- Exercise requirements -
Report only the number of lines holding "Effective".

[Records contained in a dataset]
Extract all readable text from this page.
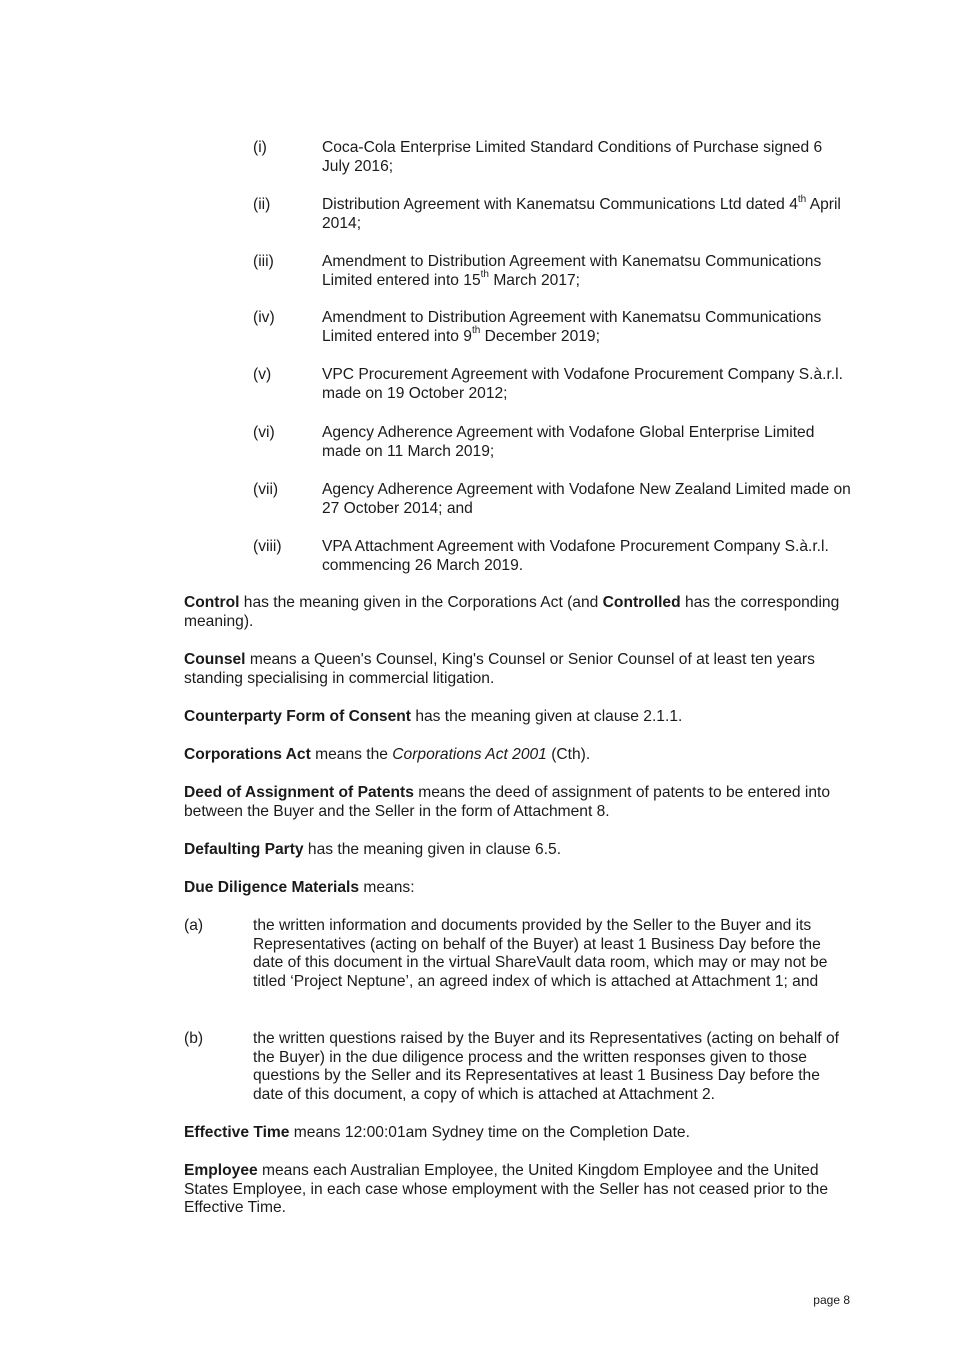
(i)	Coca-Cola Enterprise Limited Standard Conditions of Purchase signed 6 July 2016;
(ii)	Distribution Agreement with Kanematsu Communications Ltd dated 4th April 2014;
(iii)	Amendment to Distribution Agreement with Kanematsu Communications Limited entered into 15th March 2017;
(iv)	Amendment to Distribution Agreement with Kanematsu Communications Limited entered into 9th December 2019;
(v)	VPC Procurement Agreement with Vodafone Procurement Company S.à.r.l. made on 19 October 2012;
(vi)	Agency Adherence Agreement with Vodafone Global Enterprise Limited made on 11 March 2019;
(vii)	Agency Adherence Agreement with Vodafone New Zealand Limited made on 27 October 2014; and
(viii)	VPA Attachment Agreement with Vodafone Procurement Company S.à.r.l. commencing 26 March 2019.
Control has the meaning given in the Corporations Act (and Controlled has the corresponding meaning).
Counsel means a Queen's Counsel, King's Counsel or Senior Counsel of at least ten years standing specialising in commercial litigation.
Counterparty Form of Consent has the meaning given at clause 2.1.1.
Corporations Act means the Corporations Act 2001 (Cth).
Deed of Assignment of Patents means the deed of assignment of patents to be entered into between the Buyer and the Seller in the form of Attachment 8.
Defaulting Party has the meaning given in clause 6.5.
Due Diligence Materials means:
(a)	the written information and documents provided by the Seller to the Buyer and its Representatives (acting on behalf of the Buyer) at least 1 Business Day before the date of this document in the virtual ShareVault data room, which may or may not be titled ‘Project Neptune’, an agreed index of which is attached at Attachment 1; and
(b)	the written questions raised by the Buyer and its Representatives (acting on behalf of the Buyer) in the due diligence process and the written responses given to those questions by the Seller and its Representatives at least 1 Business Day before the date of this document, a copy of which is attached at Attachment 2.
Effective Time means 12:00:01am Sydney time on the Completion Date.
Employee means each Australian Employee, the United Kingdom Employee and the United States Employee, in each case whose employment with the Seller has not ceased prior to the Effective Time.
page 8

- Written response -
2